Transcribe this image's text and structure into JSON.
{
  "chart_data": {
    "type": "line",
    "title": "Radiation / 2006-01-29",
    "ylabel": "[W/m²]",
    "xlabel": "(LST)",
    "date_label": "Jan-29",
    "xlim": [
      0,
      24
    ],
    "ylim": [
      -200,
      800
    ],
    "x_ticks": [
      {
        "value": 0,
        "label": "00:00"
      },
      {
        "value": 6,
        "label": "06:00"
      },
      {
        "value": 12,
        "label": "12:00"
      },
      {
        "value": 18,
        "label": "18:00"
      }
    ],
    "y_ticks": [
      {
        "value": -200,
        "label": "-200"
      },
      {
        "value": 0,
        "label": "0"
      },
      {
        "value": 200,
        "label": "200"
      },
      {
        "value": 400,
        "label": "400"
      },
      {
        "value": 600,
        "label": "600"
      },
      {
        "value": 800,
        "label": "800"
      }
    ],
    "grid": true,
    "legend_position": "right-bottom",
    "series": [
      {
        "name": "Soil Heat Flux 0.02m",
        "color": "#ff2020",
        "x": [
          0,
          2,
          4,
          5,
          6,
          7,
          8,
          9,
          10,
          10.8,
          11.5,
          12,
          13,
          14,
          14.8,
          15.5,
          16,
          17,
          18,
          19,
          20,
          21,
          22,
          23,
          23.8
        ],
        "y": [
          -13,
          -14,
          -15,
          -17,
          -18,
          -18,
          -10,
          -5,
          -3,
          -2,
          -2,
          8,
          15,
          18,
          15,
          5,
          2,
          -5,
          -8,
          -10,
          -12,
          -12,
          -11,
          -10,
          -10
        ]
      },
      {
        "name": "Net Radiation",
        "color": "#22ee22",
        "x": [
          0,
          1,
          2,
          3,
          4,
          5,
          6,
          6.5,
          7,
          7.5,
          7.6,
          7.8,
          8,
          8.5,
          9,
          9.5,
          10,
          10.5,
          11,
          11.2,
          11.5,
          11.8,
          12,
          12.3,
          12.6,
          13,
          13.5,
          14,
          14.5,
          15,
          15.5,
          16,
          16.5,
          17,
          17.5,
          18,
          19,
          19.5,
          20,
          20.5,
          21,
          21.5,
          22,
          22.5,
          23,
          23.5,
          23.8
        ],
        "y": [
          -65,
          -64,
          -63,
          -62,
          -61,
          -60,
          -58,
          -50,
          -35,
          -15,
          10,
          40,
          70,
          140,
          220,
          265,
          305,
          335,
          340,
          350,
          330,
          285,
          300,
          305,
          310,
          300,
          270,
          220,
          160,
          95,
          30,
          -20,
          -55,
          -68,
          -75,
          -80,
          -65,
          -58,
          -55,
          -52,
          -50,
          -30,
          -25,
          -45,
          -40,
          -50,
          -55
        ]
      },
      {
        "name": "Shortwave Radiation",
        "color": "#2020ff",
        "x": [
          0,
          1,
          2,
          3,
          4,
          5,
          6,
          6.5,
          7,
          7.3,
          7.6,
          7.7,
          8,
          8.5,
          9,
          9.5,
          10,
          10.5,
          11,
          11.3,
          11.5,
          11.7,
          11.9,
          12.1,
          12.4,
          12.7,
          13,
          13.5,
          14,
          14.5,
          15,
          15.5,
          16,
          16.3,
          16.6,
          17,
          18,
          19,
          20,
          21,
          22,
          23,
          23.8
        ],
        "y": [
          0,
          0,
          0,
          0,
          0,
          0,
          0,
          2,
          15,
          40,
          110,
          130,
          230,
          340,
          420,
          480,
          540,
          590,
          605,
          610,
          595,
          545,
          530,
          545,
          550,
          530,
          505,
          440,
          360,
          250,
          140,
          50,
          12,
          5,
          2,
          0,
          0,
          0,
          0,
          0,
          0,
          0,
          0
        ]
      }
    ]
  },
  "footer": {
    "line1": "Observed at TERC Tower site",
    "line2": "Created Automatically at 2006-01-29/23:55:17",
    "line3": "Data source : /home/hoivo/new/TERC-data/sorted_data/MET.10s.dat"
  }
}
---+---
_Short exercise_
Find each line holding the string "value" and copy it out.

_Answer in full_
        "value": 0,
        "value": 6,
        "value": 12,
        "value": 18,
        "value": -200,
        "value": 0,
        "value": 200,
        "value": 400,
        "value": 600,
        "value": 800,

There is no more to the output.